■ Set task:
Find the string "icon" in the data, then copy every line where it is found.

□ □ □

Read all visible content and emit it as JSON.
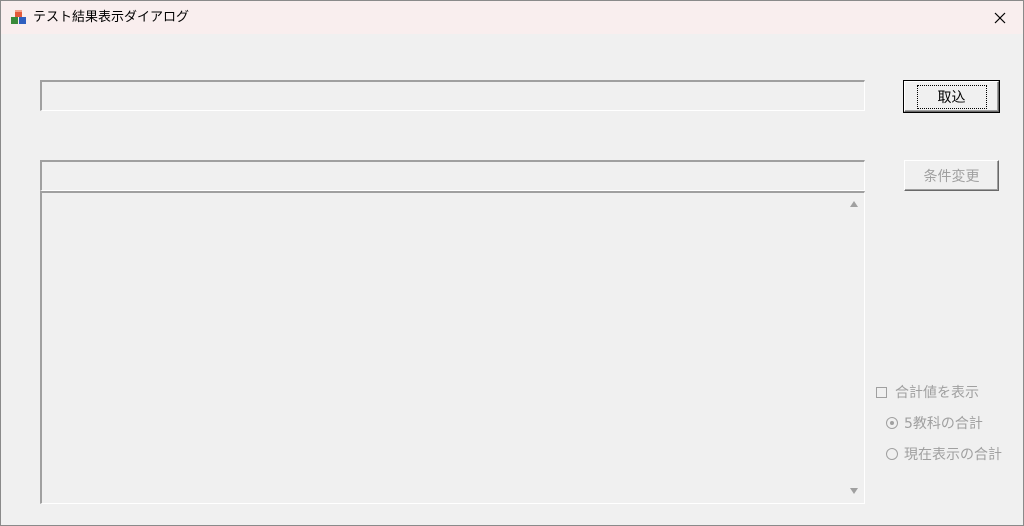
{
  "window": {
    "title": "テスト結果表示ダイアログ",
    "icon": "app-cubes-icon",
    "close_icon": "close-icon"
  },
  "buttons": {
    "import_label": "取込",
    "change_conditions_label": "条件変更"
  },
  "fields": {
    "path_value": "",
    "condition_value": ""
  },
  "options": {
    "show_total_label": "合計値を表示",
    "show_total_checked": false,
    "radio_five_subjects_label": "5教科の合計",
    "radio_five_subjects_selected": true,
    "radio_current_display_label": "現在表示の合計",
    "radio_current_display_selected": false
  },
  "colors": {
    "titlebar": "#f9eeee",
    "background": "#f0f0f0",
    "disabled_text": "#a0a0a0"
  }
}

□ □ □

■ Finished task:
    "icon": "app-cubes-icon",
    "close_icon": "close-icon"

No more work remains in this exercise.